THE PROBLEM: Retype the data below without altering anything.

..............................

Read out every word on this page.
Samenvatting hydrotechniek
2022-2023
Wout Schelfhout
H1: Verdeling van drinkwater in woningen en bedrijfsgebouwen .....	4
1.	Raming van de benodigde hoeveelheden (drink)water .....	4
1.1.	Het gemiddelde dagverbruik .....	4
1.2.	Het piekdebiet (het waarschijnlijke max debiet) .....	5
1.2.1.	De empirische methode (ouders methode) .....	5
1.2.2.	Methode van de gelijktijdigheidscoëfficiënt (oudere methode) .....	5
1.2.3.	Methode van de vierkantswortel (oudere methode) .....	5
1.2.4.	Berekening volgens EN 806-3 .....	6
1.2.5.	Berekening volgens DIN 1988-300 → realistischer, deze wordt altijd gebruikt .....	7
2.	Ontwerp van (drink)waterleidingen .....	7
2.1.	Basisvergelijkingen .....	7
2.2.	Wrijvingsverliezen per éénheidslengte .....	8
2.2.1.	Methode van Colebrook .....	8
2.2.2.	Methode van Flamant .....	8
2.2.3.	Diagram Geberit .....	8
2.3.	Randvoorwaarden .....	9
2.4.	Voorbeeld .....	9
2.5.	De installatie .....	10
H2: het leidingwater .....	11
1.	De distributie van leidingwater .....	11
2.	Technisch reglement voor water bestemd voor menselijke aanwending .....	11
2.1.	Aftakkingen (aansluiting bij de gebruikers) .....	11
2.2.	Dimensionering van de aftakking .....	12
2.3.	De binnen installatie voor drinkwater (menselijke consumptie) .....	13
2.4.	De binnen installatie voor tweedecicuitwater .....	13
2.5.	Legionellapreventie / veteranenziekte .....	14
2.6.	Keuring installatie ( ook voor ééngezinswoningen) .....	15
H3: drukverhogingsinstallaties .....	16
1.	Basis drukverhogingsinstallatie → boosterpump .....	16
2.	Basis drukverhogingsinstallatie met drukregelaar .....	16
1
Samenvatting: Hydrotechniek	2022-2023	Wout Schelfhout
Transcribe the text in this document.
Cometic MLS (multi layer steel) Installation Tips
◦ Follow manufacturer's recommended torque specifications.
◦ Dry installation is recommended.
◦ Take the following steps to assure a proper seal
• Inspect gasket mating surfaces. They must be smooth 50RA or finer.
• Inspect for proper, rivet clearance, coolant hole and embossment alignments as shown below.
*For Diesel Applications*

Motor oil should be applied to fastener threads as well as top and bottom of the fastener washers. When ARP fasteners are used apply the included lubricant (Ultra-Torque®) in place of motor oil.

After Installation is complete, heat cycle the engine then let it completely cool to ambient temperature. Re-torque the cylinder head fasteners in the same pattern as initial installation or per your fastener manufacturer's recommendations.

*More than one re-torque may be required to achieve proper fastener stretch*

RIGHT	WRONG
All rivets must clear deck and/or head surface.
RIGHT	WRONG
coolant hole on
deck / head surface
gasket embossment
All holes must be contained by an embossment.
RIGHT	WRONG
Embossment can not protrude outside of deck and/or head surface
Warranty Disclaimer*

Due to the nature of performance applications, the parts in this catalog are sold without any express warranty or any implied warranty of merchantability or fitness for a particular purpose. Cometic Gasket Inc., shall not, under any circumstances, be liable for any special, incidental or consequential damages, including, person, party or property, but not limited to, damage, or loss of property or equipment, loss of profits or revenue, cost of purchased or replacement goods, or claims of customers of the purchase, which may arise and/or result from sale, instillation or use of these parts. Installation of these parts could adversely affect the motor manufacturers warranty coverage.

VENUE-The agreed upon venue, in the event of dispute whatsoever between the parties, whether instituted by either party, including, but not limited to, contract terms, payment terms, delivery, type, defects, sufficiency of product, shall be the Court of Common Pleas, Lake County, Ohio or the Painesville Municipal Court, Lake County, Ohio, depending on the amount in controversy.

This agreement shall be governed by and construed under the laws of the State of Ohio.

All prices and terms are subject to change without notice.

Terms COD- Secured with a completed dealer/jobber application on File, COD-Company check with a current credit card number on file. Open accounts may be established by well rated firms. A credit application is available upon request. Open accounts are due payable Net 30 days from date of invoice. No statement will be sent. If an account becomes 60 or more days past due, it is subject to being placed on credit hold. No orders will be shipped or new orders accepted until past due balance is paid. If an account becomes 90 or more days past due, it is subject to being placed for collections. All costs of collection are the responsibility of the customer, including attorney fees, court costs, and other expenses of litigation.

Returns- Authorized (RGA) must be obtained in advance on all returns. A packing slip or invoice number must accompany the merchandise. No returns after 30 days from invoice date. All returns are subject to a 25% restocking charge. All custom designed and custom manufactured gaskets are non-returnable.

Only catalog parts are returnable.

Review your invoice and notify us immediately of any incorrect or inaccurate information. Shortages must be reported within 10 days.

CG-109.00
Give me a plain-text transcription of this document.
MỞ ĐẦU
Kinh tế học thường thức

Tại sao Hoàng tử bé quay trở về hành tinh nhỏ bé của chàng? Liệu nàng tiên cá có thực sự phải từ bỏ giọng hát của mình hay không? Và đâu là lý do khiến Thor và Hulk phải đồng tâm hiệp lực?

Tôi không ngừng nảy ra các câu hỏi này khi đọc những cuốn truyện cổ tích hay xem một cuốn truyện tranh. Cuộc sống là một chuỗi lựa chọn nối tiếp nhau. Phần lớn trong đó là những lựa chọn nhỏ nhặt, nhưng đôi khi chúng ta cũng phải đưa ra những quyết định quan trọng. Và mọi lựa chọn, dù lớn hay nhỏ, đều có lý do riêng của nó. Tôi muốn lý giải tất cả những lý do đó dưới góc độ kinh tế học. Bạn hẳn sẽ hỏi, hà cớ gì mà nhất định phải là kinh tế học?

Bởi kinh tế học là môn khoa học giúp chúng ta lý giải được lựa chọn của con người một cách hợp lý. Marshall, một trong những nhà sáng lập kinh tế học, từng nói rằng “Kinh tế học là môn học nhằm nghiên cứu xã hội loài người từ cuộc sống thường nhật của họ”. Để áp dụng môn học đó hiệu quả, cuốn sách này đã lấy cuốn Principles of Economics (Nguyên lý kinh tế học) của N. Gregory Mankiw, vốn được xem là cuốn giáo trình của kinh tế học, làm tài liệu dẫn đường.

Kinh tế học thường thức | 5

..............................

CORRECT RESPONSE:
Read out every word on this page.
Samenvatting hydrotechniek
2022-2023
Wout Schelfhout
H1: Verdeling van drinkwater in woningen en bedrijfsgebouwen .....	4
1.	Raming van de benodigde hoeveelheden (drink)water .....	4
1.1.	Het gemiddelde dagverbruik .....	4
1.2.	Het piekdebiet (het waarschijnlijke max debiet) .....	5
1.2.1.	De empirische methode (ouders methode) .....	5
1.2.2.	Methode van de gelijktijdigheidscoëfficiënt (oudere methode) .....	5
1.2.3.	Methode van de vierkantswortel (oudere methode) .....	5
1.2.4.	Berekening volgens EN 806-3 .....	6
1.2.5.	Berekening volgens DIN 1988-300 → realistischer, deze wordt altijd gebruikt .....	7
2.	Ontwerp van (drink)waterleidingen .....	7
2.1.	Basisvergelijkingen .....	7
2.2.	Wrijvingsverliezen per éénheidslengte .....	8
2.2.1.	Methode van Colebrook .....	8
2.2.2.	Methode van Flamant .....	8
2.2.3.	Diagram Geberit .....	8
2.3.	Randvoorwaarden .....	9
2.4.	Voorbeeld .....	9
2.5.	De installatie .....	10
H2: het leidingwater .....	11
1.	De distributie van leidingwater .....	11
2.	Technisch reglement voor water bestemd voor menselijke aanwending .....	11
2.1.	Aftakkingen (aansluiting bij de gebruikers) .....	11
2.2.	Dimensionering van de aftakking .....	12
2.3.	De binnen installatie voor drinkwater (menselijke consumptie) .....	13
2.4.	De binnen installatie voor tweedecicuitwater .....	13
2.5.	Legionellapreventie / veteranenziekte .....	14
2.6.	Keuring installatie ( ook voor ééngezinswoningen) .....	15
H3: drukverhogingsinstallaties .....	16
1.	Basis drukverhogingsinstallatie → boosterpump .....	16
2.	Basis drukverhogingsinstallatie met drukregelaar .....	16
1
Samenvatting: Hydrotechniek	2022-2023	Wout Schelfhout
Transcribe the text in this document.
Cometic MLS (multi layer steel) Installation Tips
◦ Follow manufacturer's recommended torque specifications.
◦ Dry installation is recommended.
◦ Take the following steps to assure a proper seal
• Inspect gasket mating surfaces. They must be smooth 50RA or finer.
• Inspect for proper, rivet clearance, coolant hole and embossment alignments as shown below.
*For Diesel Applications*

Motor oil should be applied to fastener threads as well as top and bottom of the fastener washers. When ARP fasteners are used apply the included lubricant (Ultra-Torque®) in place of motor oil.

After Installation is complete, heat cycle the engine then let it completely cool to ambient temperature. Re-torque the cylinder head fasteners in the same pattern as initial installation or per your fastener manufacturer's recommendations.

*More than one re-torque may be required to achieve proper fastener stretch*

RIGHT	WRONG
All rivets must clear deck and/or head surface.
RIGHT	WRONG
coolant hole on
deck / head surface
gasket embossment
All holes must be contained by an embossment.
RIGHT	WRONG
Embossment can not protrude outside of deck and/or head surface
Warranty Disclaimer*

Due to the nature of performance applications, the parts in this catalog are sold without any express warranty or any implied warranty of merchantability or fitness for a particular purpose. Cometic Gasket Inc., shall not, under any circumstances, be liable for any special, incidental or consequential damages, including, person, party or property, but not limited to, damage, or loss of property or equipment, loss of profits or revenue, cost of purchased or replacement goods, or claims of customers of the purchase, which may arise and/or result from sale, instillation or use of these parts. Installation of these parts could adversely affect the motor manufacturers warranty coverage.

VENUE-The agreed upon venue, in the event of dispute whatsoever between the parties, whether instituted by either party, including, but not limited to, contract terms, payment terms, delivery, type, defects, sufficiency of product, shall be the Court of Common Pleas, Lake County, Ohio or the Painesville Municipal Court, Lake County, Ohio, depending on the amount in controversy.

This agreement shall be governed by and construed under the laws of the State of Ohio.

All prices and terms are subject to change without notice.

Terms COD- Secured with a completed dealer/jobber application on File, COD-Company check with a current credit card number on file. Open accounts may be established by well rated firms. A credit application is available upon request. Open accounts are due payable Net 30 days from date of invoice. No statement will be sent. If an account becomes 60 or more days past due, it is subject to being placed on credit hold. No orders will be shipped or new orders accepted until past due balance is paid. If an account becomes 90 or more days past due, it is subject to being placed for collections. All costs of collection are the responsibility of the customer, including attorney fees, court costs, and other expenses of litigation.

Returns- Authorized (RGA) must be obtained in advance on all returns. A packing slip or invoice number must accompany the merchandise. No returns after 30 days from invoice date. All returns are subject to a 25% restocking charge. All custom designed and custom manufactured gaskets are non-returnable.

Only catalog parts are returnable.

Review your invoice and notify us immediately of any incorrect or inaccurate information. Shortages must be reported within 10 days.

CG-109.00
Give me a plain-text transcription of this document.
MỞ ĐẦU
Kinh tế học thường thức

Tại sao Hoàng tử bé quay trở về hành tinh nhỏ bé của chàng? Liệu nàng tiên cá có thực sự phải từ bỏ giọng hát của mình hay không? Và đâu là lý do khiến Thor và Hulk phải đồng tâm hiệp lực?

Tôi không ngừng nảy ra các câu hỏi này khi đọc những cuốn truyện cổ tích hay xem một cuốn truyện tranh. Cuộc sống là một chuỗi lựa chọn nối tiếp nhau. Phần lớn trong đó là những lựa chọn nhỏ nhặt, nhưng đôi khi chúng ta cũng phải đưa ra những quyết định quan trọng. Và mọi lựa chọn, dù lớn hay nhỏ, đều có lý do riêng của nó. Tôi muốn lý giải tất cả những lý do đó dưới góc độ kinh tế học. Bạn hẳn sẽ hỏi, hà cớ gì mà nhất định phải là kinh tế học?

Bởi kinh tế học là môn khoa học giúp chúng ta lý giải được lựa chọn của con người một cách hợp lý. Marshall, một trong những nhà sáng lập kinh tế học, từng nói rằng “Kinh tế học là môn học nhằm nghiên cứu xã hội loài người từ cuộc sống thường nhật của họ”. Để áp dụng môn học đó hiệu quả, cuốn sách này đã lấy cuốn Principles of Economics (Nguyên lý kinh tế học) của N. Gregory Mankiw, vốn được xem là cuốn giáo trình của kinh tế học, làm tài liệu dẫn đường.

Kinh tế học thường thức | 5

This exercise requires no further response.